## Data listing
******

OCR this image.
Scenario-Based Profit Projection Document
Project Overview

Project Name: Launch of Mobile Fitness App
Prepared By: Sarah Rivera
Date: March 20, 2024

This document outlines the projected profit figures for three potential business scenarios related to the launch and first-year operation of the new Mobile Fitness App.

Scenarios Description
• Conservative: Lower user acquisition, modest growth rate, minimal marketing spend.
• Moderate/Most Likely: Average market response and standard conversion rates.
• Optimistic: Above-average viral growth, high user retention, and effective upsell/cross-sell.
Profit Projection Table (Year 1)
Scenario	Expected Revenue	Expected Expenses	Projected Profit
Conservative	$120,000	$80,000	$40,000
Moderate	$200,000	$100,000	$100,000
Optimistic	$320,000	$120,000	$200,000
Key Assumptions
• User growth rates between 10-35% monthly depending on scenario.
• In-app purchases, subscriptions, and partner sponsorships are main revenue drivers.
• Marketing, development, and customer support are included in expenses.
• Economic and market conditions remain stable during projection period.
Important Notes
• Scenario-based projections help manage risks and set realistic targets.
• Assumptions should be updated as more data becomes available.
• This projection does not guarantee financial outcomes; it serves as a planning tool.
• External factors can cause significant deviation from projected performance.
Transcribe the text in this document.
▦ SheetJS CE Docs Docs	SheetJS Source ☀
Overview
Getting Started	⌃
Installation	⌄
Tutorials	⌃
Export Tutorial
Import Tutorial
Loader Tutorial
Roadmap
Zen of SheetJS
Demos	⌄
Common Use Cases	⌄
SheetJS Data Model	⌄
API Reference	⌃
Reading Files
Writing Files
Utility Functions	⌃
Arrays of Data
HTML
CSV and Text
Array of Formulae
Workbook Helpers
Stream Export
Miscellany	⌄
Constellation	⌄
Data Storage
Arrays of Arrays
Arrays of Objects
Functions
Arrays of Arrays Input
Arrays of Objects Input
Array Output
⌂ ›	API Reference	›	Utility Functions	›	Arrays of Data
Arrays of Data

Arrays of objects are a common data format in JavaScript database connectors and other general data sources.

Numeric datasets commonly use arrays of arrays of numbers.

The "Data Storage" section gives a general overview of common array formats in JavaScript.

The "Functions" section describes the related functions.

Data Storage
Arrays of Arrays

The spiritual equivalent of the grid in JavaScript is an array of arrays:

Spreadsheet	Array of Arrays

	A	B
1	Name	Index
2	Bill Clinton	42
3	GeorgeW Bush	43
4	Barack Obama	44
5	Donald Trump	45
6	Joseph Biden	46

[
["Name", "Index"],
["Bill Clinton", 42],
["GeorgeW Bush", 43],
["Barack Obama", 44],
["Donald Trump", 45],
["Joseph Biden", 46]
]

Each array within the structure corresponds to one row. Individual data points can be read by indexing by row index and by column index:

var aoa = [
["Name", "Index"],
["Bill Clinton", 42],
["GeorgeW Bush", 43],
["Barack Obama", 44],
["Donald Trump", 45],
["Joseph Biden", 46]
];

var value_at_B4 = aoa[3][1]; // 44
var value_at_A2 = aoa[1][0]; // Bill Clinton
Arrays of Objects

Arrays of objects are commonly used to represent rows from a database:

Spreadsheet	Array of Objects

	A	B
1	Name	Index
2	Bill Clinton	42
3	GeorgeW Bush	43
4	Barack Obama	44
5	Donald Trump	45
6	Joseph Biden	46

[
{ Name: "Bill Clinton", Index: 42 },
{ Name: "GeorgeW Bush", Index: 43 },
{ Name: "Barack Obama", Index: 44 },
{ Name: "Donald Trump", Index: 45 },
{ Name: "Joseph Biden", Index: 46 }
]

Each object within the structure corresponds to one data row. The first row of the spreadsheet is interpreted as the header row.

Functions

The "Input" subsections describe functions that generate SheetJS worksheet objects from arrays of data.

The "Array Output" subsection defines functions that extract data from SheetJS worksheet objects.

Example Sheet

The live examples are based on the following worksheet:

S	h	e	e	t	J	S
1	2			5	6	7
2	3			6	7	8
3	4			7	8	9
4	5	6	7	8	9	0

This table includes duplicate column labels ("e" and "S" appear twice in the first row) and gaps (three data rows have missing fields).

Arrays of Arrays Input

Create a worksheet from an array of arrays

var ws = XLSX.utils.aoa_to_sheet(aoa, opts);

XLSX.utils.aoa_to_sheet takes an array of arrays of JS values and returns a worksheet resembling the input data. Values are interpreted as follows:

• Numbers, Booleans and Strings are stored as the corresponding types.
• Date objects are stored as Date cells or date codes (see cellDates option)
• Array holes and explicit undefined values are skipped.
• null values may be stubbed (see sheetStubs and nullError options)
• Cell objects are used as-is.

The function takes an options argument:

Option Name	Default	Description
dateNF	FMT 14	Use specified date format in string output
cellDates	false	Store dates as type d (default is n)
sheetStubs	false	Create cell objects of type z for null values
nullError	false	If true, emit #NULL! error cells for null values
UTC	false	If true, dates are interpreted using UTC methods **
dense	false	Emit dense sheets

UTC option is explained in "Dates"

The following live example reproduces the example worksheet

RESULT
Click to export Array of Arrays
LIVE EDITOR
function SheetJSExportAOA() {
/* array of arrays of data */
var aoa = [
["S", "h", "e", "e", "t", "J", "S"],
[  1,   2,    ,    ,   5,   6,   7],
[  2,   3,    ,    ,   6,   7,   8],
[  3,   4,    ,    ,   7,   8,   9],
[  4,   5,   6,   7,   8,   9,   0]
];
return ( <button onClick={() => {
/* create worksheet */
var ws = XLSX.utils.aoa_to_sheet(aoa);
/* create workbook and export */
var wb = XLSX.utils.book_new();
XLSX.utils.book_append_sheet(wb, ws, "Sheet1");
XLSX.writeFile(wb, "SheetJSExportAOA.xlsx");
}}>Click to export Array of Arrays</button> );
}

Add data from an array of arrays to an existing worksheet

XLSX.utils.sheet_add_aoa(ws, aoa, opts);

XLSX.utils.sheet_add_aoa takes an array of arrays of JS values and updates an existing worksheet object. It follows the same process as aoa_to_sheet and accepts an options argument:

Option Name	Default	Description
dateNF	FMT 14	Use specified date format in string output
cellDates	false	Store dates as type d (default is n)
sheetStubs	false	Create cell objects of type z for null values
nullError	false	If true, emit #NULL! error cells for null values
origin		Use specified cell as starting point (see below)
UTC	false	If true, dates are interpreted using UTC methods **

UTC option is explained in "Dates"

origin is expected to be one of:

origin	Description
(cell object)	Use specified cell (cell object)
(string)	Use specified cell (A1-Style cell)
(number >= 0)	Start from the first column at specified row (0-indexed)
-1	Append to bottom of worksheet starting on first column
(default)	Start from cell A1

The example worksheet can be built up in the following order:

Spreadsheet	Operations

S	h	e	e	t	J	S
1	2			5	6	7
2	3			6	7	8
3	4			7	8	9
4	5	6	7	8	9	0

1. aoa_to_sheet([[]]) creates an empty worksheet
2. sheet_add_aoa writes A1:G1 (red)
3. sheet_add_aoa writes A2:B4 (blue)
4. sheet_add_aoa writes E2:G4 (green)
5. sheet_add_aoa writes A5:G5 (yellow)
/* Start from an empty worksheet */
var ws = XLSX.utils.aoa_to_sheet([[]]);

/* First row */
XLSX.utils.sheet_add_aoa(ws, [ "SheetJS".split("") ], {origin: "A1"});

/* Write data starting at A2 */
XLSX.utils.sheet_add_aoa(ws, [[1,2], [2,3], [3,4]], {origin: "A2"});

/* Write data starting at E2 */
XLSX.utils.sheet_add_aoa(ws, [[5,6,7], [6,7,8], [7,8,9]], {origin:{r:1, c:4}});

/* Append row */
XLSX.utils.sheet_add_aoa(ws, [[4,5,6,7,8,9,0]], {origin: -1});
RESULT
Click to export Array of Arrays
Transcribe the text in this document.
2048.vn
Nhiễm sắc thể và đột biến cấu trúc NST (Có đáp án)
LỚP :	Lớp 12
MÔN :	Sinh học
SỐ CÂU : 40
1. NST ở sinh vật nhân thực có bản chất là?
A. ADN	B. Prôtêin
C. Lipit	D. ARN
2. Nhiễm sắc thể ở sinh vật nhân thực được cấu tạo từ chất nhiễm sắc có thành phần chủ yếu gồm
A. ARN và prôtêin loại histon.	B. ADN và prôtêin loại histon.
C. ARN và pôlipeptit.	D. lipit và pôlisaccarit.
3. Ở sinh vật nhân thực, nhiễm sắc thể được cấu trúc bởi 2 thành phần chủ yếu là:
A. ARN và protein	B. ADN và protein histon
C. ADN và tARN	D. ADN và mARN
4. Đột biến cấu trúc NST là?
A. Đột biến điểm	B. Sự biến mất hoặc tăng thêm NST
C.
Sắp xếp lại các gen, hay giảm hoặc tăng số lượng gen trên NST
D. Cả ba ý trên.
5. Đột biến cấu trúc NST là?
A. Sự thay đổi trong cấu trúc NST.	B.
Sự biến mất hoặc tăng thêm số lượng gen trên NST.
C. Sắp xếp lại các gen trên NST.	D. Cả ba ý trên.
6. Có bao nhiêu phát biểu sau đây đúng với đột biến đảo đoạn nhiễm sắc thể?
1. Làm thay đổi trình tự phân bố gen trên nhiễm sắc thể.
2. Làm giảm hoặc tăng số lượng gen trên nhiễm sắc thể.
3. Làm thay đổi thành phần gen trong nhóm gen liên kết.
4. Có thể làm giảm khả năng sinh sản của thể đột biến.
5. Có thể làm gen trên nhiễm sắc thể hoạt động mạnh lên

******

## Exercise requirements
Search the data above for "that" and copy every line where it turns up.

## Solution
The "Input" subsections describe functions that generate SheetJS worksheet objects from arrays of data.
The "Array Output" subsection defines functions that extract data from SheetJS worksheet objects.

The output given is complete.